[Dataset rows start]

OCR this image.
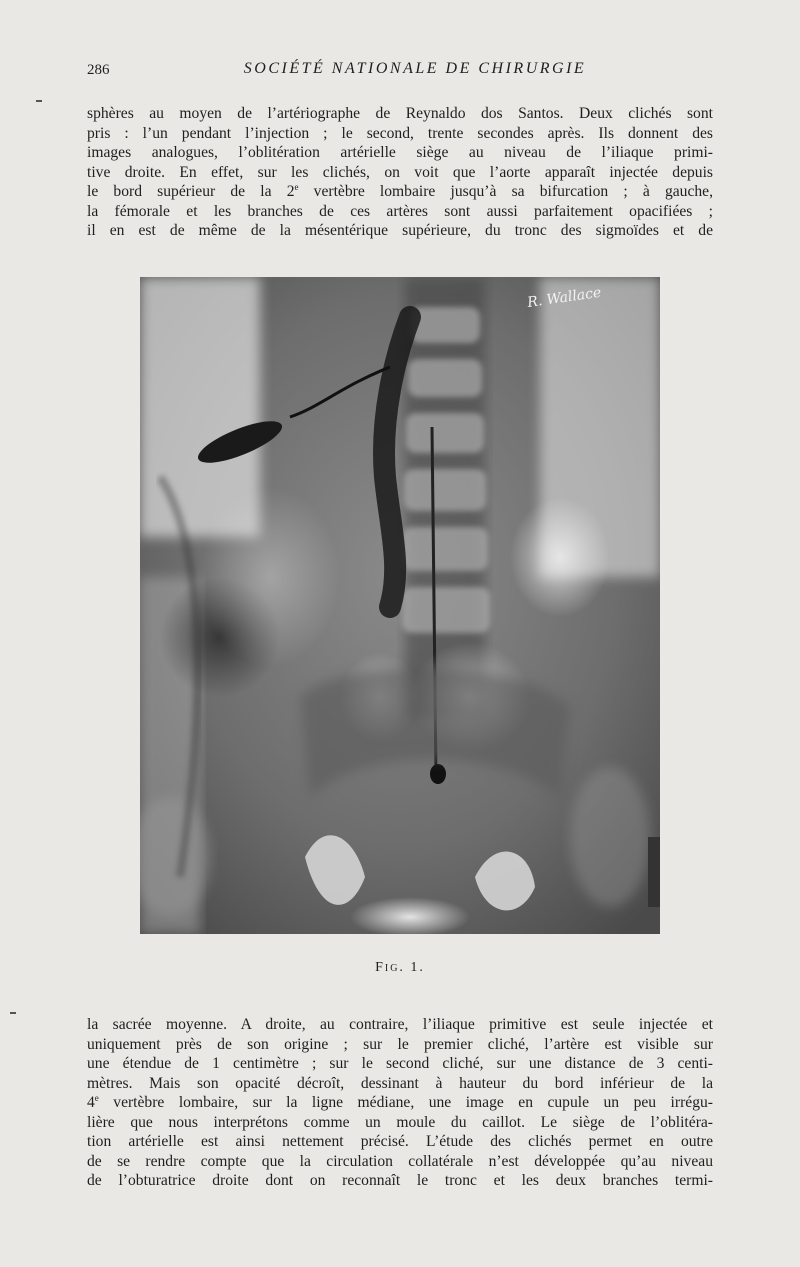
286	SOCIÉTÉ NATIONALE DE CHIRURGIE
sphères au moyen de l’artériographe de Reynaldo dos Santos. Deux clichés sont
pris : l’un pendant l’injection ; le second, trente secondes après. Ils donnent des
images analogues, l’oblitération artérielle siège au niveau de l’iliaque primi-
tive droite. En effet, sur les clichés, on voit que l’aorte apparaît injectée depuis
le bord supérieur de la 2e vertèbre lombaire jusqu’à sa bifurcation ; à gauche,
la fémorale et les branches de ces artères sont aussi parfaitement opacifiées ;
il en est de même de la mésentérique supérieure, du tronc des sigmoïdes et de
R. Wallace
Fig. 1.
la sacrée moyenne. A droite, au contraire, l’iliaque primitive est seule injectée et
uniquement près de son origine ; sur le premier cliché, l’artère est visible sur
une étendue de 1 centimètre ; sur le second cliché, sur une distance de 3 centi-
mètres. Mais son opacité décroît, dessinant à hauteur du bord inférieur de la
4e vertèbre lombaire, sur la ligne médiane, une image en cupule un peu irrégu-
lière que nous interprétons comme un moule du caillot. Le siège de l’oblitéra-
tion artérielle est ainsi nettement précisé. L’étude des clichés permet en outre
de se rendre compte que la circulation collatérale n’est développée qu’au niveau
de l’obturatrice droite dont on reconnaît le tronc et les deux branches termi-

[Dataset rows end]

To do: Each entry gets copied exactly; the pictures stay out.

The response:
OCR this image.
286	SOCIÉTÉ NATIONALE DE CHIRURGIE
sphères au moyen de l’artériographe de Reynaldo dos Santos. Deux clichés sont
pris : l’un pendant l’injection ; le second, trente secondes après. Ils donnent des
images analogues, l’oblitération artérielle siège au niveau de l’iliaque primi-
tive droite. En effet, sur les clichés, on voit que l’aorte apparaît injectée depuis
le bord supérieur de la 2e vertèbre lombaire jusqu’à sa bifurcation ; à gauche,
la fémorale et les branches de ces artères sont aussi parfaitement opacifiées ;
il en est de même de la mésentérique supérieure, du tronc des sigmoïdes et de
R. Wallace
Fig. 1.
la sacrée moyenne. A droite, au contraire, l’iliaque primitive est seule injectée et
uniquement près de son origine ; sur le premier cliché, l’artère est visible sur
une étendue de 1 centimètre ; sur le second cliché, sur une distance de 3 centi-
mètres. Mais son opacité décroît, dessinant à hauteur du bord inférieur de la
4e vertèbre lombaire, sur la ligne médiane, une image en cupule un peu irrégu-
lière que nous interprétons comme un moule du caillot. Le siège de l’oblitéra-
tion artérielle est ainsi nettement précisé. L’étude des clichés permet en outre
de se rendre compte que la circulation collatérale n’est développée qu’au niveau
de l’obturatrice droite dont on reconnaît le tronc et les deux branches termi-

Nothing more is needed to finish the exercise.